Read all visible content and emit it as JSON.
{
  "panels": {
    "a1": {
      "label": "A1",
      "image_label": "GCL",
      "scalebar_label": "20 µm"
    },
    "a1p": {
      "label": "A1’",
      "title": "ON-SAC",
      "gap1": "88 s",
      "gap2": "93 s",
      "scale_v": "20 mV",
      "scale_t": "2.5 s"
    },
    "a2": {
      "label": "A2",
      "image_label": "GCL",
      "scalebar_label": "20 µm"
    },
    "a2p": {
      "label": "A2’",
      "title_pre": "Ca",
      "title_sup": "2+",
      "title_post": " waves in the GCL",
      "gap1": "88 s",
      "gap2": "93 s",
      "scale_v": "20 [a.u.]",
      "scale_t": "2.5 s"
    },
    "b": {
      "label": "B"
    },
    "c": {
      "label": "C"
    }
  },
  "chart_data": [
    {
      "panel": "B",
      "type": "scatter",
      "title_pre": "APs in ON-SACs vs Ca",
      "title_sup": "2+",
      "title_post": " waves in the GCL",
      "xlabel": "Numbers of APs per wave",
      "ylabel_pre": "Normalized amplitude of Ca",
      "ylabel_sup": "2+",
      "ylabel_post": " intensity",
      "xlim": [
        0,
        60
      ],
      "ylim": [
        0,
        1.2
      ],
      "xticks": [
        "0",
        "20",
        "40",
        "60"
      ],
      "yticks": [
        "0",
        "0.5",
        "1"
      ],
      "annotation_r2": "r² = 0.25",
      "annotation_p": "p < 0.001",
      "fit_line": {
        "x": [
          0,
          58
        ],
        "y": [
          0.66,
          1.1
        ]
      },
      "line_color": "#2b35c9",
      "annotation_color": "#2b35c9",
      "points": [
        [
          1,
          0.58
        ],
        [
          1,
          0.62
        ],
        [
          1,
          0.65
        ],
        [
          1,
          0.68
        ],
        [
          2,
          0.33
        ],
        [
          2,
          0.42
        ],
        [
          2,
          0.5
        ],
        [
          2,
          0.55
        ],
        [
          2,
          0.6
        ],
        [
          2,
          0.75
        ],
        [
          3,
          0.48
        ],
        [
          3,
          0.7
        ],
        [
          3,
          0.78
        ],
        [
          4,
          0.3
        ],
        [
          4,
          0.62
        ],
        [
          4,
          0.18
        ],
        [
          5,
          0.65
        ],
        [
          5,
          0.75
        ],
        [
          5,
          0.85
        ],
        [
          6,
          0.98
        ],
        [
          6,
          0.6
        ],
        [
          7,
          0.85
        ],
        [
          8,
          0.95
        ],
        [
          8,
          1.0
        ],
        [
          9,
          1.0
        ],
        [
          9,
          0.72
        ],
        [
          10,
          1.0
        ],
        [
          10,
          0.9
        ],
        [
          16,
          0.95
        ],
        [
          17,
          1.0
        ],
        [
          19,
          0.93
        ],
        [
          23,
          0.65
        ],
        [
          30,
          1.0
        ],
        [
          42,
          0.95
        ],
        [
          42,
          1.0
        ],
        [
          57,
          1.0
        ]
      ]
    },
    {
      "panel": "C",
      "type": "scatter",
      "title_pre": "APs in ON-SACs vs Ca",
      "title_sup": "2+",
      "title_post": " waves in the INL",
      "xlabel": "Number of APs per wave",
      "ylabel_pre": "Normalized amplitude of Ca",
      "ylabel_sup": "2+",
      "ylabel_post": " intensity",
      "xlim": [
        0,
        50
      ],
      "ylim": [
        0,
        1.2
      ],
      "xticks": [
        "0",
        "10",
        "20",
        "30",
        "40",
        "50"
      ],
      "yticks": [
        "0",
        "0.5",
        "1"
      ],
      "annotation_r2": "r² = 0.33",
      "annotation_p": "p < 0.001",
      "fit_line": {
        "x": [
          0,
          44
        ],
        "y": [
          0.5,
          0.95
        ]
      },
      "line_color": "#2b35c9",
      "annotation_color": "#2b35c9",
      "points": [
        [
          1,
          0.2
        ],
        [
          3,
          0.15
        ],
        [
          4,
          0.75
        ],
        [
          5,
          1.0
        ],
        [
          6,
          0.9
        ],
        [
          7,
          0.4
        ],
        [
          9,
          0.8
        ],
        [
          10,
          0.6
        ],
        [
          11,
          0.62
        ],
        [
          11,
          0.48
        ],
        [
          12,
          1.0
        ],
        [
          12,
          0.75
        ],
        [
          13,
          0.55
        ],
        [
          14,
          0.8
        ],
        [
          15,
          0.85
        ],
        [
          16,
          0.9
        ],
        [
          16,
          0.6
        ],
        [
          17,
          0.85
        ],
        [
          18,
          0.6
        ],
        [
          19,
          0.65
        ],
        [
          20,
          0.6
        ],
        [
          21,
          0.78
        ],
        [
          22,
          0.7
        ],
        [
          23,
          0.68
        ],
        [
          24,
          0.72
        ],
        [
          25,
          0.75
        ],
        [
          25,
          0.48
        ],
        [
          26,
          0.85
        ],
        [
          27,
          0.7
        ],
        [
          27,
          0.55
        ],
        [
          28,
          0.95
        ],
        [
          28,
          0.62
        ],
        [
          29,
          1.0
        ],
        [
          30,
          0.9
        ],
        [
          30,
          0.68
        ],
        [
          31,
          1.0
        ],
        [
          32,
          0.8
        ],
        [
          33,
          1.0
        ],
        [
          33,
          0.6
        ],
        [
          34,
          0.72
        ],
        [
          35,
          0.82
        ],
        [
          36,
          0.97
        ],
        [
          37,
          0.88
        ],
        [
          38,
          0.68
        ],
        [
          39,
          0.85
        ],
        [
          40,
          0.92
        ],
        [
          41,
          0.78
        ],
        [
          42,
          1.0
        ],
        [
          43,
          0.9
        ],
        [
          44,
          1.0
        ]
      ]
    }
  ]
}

* [Instruction] Retype all of the material, keeping each line exact.

* [Correct response]
Read all visible content and emit it as JSON.
{
  "panels": {
    "a1": {
      "label": "A1",
      "image_label": "GCL",
      "scalebar_label": "20 µm"
    },
    "a1p": {
      "label": "A1’",
      "title": "ON-SAC",
      "gap1": "88 s",
      "gap2": "93 s",
      "scale_v": "20 mV",
      "scale_t": "2.5 s"
    },
    "a2": {
      "label": "A2",
      "image_label": "GCL",
      "scalebar_label": "20 µm"
    },
    "a2p": {
      "label": "A2’",
      "title_pre": "Ca",
      "title_sup": "2+",
      "title_post": " waves in the GCL",
      "gap1": "88 s",
      "gap2": "93 s",
      "scale_v": "20 [a.u.]",
      "scale_t": "2.5 s"
    },
    "b": {
      "label": "B"
    },
    "c": {
      "label": "C"
    }
  },
  "chart_data": [
    {
      "panel": "B",
      "type": "scatter",
      "title_pre": "APs in ON-SACs vs Ca",
      "title_sup": "2+",
      "title_post": " waves in the GCL",
      "xlabel": "Numbers of APs per wave",
      "ylabel_pre": "Normalized amplitude of Ca",
      "ylabel_sup": "2+",
      "ylabel_post": " intensity",
      "xlim": [
        0,
        60
      ],
      "ylim": [
        0,
        1.2
      ],
      "xticks": [
        "0",
        "20",
        "40",
        "60"
      ],
      "yticks": [
        "0",
        "0.5",
        "1"
      ],
      "annotation_r2": "r² = 0.25",
      "annotation_p": "p < 0.001",
      "fit_line": {
        "x": [
          0,
          58
        ],
        "y": [
          0.66,
          1.1
        ]
      },
      "line_color": "#2b35c9",
      "annotation_color": "#2b35c9",
      "points": [
        [
          1,
          0.58
        ],
        [
          1,
          0.62
        ],
        [
          1,
          0.65
        ],
        [
          1,
          0.68
        ],
        [
          2,
          0.33
        ],
        [
          2,
          0.42
        ],
        [
          2,
          0.5
        ],
        [
          2,
          0.55
        ],
        [
          2,
          0.6
        ],
        [
          2,
          0.75
        ],
        [
          3,
          0.48
        ],
        [
          3,
          0.7
        ],
        [
          3,
          0.78
        ],
        [
          4,
          0.3
        ],
        [
          4,
          0.62
        ],
        [
          4,
          0.18
        ],
        [
          5,
          0.65
        ],
        [
          5,
          0.75
        ],
        [
          5,
          0.85
        ],
        [
          6,
          0.98
        ],
        [
          6,
          0.6
        ],
        [
          7,
          0.85
        ],
        [
          8,
          0.95
        ],
        [
          8,
          1.0
        ],
        [
          9,
          1.0
        ],
        [
          9,
          0.72
        ],
        [
          10,
          1.0
        ],
        [
          10,
          0.9
        ],
        [
          16,
          0.95
        ],
        [
          17,
          1.0
        ],
        [
          19,
          0.93
        ],
        [
          23,
          0.65
        ],
        [
          30,
          1.0
        ],
        [
          42,
          0.95
        ],
        [
          42,
          1.0
        ],
        [
          57,
          1.0
        ]
      ]
    },
    {
      "panel": "C",
      "type": "scatter",
      "title_pre": "APs in ON-SACs vs Ca",
      "title_sup": "2+",
      "title_post": " waves in the INL",
      "xlabel": "Number of APs per wave",
      "ylabel_pre": "Normalized amplitude of Ca",
      "ylabel_sup": "2+",
      "ylabel_post": " intensity",
      "xlim": [
        0,
        50
      ],
      "ylim": [
        0,
        1.2
      ],
      "xticks": [
        "0",
        "10",
        "20",
        "30",
        "40",
        "50"
      ],
      "yticks": [
        "0",
        "0.5",
        "1"
      ],
      "annotation_r2": "r² = 0.33",
      "annotation_p": "p < 0.001",
      "fit_line": {
        "x": [
          0,
          44
        ],
        "y": [
          0.5,
          0.95
        ]
      },
      "line_color": "#2b35c9",
      "annotation_color": "#2b35c9",
      "points": [
        [
          1,
          0.2
        ],
        [
          3,
          0.15
        ],
        [
          4,
          0.75
        ],
        [
          5,
          1.0
        ],
        [
          6,
          0.9
        ],
        [
          7,
          0.4
        ],
        [
          9,
          0.8
        ],
        [
          10,
          0.6
        ],
        [
          11,
          0.62
        ],
        [
          11,
          0.48
        ],
        [
          12,
          1.0
        ],
        [
          12,
          0.75
        ],
        [
          13,
          0.55
        ],
        [
          14,
          0.8
        ],
        [
          15,
          0.85
        ],
        [
          16,
          0.9
        ],
        [
          16,
          0.6
        ],
        [
          17,
          0.85
        ],
        [
          18,
          0.6
        ],
        [
          19,
          0.65
        ],
        [
          20,
          0.6
        ],
        [
          21,
          0.78
        ],
        [
          22,
          0.7
        ],
        [
          23,
          0.68
        ],
        [
          24,
          0.72
        ],
        [
          25,
          0.75
        ],
        [
          25,
          0.48
        ],
        [
          26,
          0.85
        ],
        [
          27,
          0.7
        ],
        [
          27,
          0.55
        ],
        [
          28,
          0.95
        ],
        [
          28,
          0.62
        ],
        [
          29,
          1.0
        ],
        [
          30,
          0.9
        ],
        [
          30,
          0.68
        ],
        [
          31,
          1.0
        ],
        [
          32,
          0.8
        ],
        [
          33,
          1.0
        ],
        [
          33,
          0.6
        ],
        [
          34,
          0.72
        ],
        [
          35,
          0.82
        ],
        [
          36,
          0.97
        ],
        [
          37,
          0.88
        ],
        [
          38,
          0.68
        ],
        [
          39,
          0.85
        ],
        [
          40,
          0.92
        ],
        [
          41,
          0.78
        ],
        [
          42,
          1.0
        ],
        [
          43,
          0.9
        ],
        [
          44,
          1.0
        ]
      ]
    }
  ]
}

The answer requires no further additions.